__What is required__. State the number of lines that contain the word "RADIUS", and add nothing else.

▶

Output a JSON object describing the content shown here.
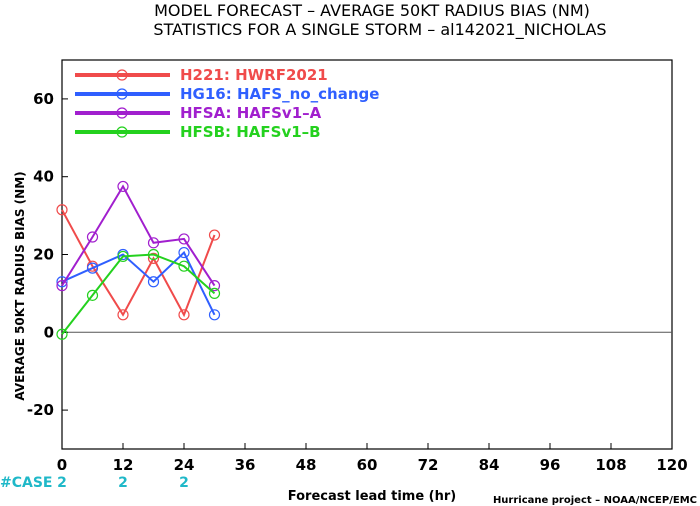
{
  "titles": {
    "line1": "MODEL FORECAST – AVERAGE 50KT RADIUS BIAS (NM)",
    "line2": "STATISTICS FOR A SINGLE STORM – al142021_NICHOLAS"
  },
  "credit": "Hurricane project – NOAA/NCEP/EMC",
  "case_label": "#CASE",
  "case_color": "#1fb8c8",
  "cases": [
    {
      "x": 0,
      "label": "2"
    },
    {
      "x": 12,
      "label": "2"
    },
    {
      "x": 24,
      "label": "2"
    }
  ],
  "chart_data": {
    "type": "line",
    "xlabel": "Forecast lead time (hr)",
    "ylabel": "AVERAGE 50KT RADIUS BIAS (NM)",
    "xlim": [
      0,
      120
    ],
    "ylim": [
      -30,
      70
    ],
    "xticks": [
      0,
      12,
      24,
      36,
      48,
      60,
      72,
      84,
      96,
      108,
      120
    ],
    "yticks": [
      -20,
      0,
      20,
      40,
      60
    ],
    "zero_line": true,
    "legend_position": "top-left",
    "series": [
      {
        "name": "H221: HWRF2021",
        "color": "#f04b4b",
        "x": [
          0,
          6,
          12,
          18,
          24,
          30
        ],
        "y": [
          31.5,
          17,
          4.5,
          19,
          4.5,
          25
        ]
      },
      {
        "name": "HG16: HAFS_no_change",
        "color": "#2f5fff",
        "x": [
          0,
          6,
          12,
          18,
          24,
          30
        ],
        "y": [
          13,
          16.5,
          20,
          13,
          20.5,
          4.5
        ]
      },
      {
        "name": "HFSA: HAFSv1–A",
        "color": "#a11fce",
        "x": [
          0,
          6,
          12,
          18,
          24,
          30
        ],
        "y": [
          12,
          24.5,
          37.5,
          23,
          24,
          12
        ]
      },
      {
        "name": "HFSB: HAFSv1–B",
        "color": "#24d11e",
        "x": [
          0,
          6,
          12,
          18,
          24,
          30
        ],
        "y": [
          -0.5,
          9.5,
          19.5,
          20,
          17,
          10
        ]
      }
    ]
  }
}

◀

__Correct answer__. 2